Stated exercise:
Gather up the lines with the word "Signed" in them.

Task input:
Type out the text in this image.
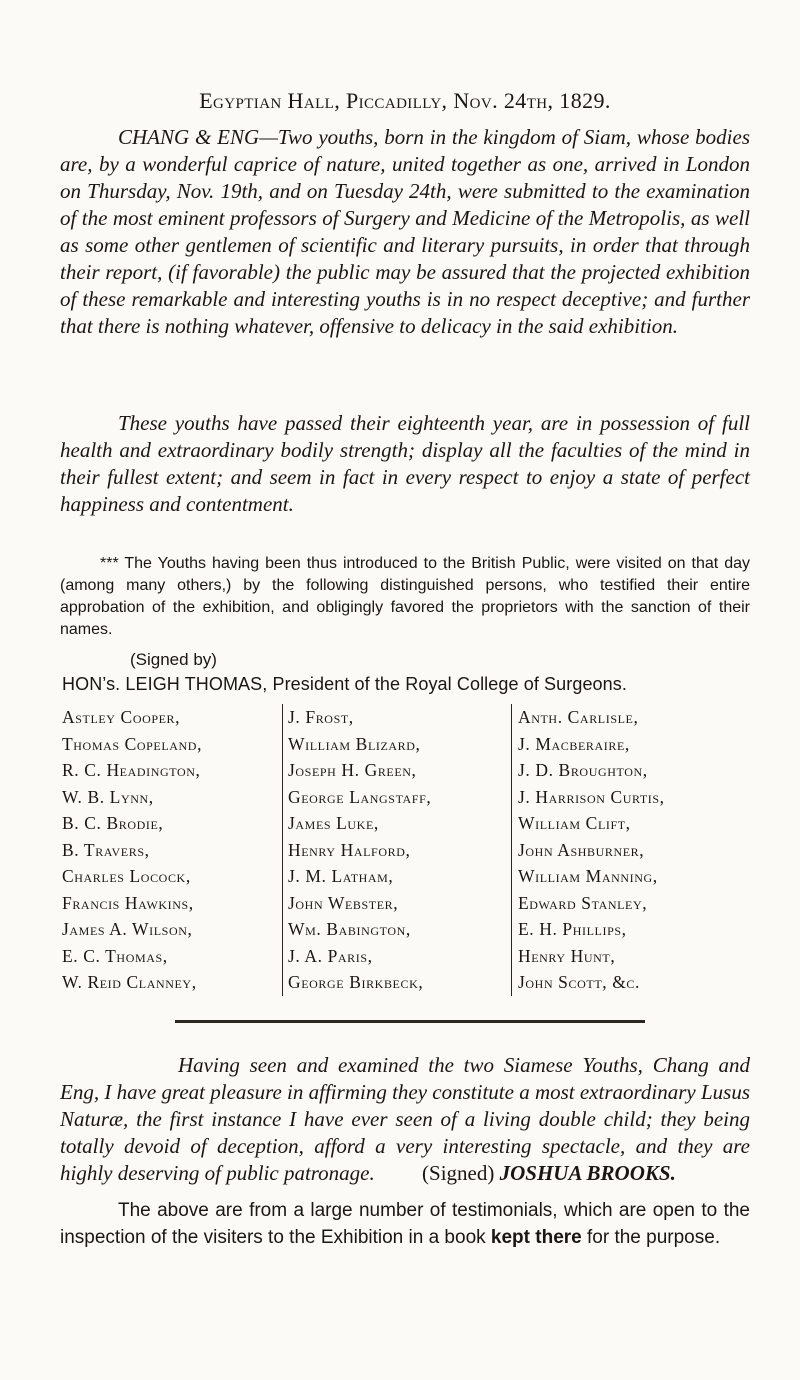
Egyptian Hall, Piccadilly, Nov. 24th, 1829.
CHANG & ENG—Two youths, born in the kingdom of Siam, whose bodies are, by a wonderful caprice of nature, united together as one, arrived in London on Thursday, Nov. 19th, and on Tuesday 24th, were submitted to the examination of the most eminent professors of Surgery and Medicine of the Metropolis, as well as some other gentlemen of scientific and literary pursuits, in order that through their report, (if favorable) the public may be assured that the projected exhibition of these remarkable and interesting youths is in no respect deceptive; and further that there is nothing whatever, offensive to delicacy in the said exhibition.
These youths have passed their eighteenth year, are in possession of full health and extraordinary bodily strength; display all the faculties of the mind in their fullest extent; and seem in fact in every respect to enjoy a state of perfect happiness and contentment.
*** The Youths having been thus introduced to the British Public, were visited on that day (among many others,) by the following distinguished persons, who testified their entire approbation of the exhibition, and obligingly favored the proprietors with the sanction of their names.
(Signed by)
HON’s. LEIGH THOMAS, President of the Royal College of Surgeons.
Astley Cooper,
Thomas Copeland,
R. C. Headington,
W. B. Lynn,
B. C. Brodie,
B. Travers,
Charles Locock,
Francis Hawkins,
James A. Wilson,
E. C. Thomas,
W. Reid Clanney,
J. Frost,
William Blizard,
Joseph H. Green,
George Langstaff,
James Luke,
Henry Halford,
J. M. Latham,
John Webster,
Wm. Babington,
J. A. Paris,
George Birkbeck,
Anth. Carlisle,
J. Macberaire,
J. D. Broughton,
J. Harrison Curtis,
William Clift,
John Ashburner,
William Manning,
Edward Stanley,
E. H. Phillips,
Henry Hunt,
John Scott, &c.
Having seen and examined the two Siamese Youths, Chang and Eng, I have great pleasure in affirming they constitute a most extraordinary Lusus Naturæ, the first instance I have ever seen of a living double child; they being totally devoid of deception, afford a very interesting spectacle, and they are highly deserving of public patronage. (Signed) JOSHUA BROOKS.
The above are from a large number of testimonials, which are open to the inspection of the visiters to the Exhibition in a book kept there for the purpose.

Response to this exercise:
(Signed by)
Having seen and examined the two Siamese Youths, Chang and Eng, I have great pleasure in affirming they constitute a most extraordinary Lusus Naturæ, the first instance I have ever seen of a living double child; they being totally devoid of deception, afford a very interesting spectacle, and they are highly deserving of public patronage. (Signed) JOSHUA BROOKS.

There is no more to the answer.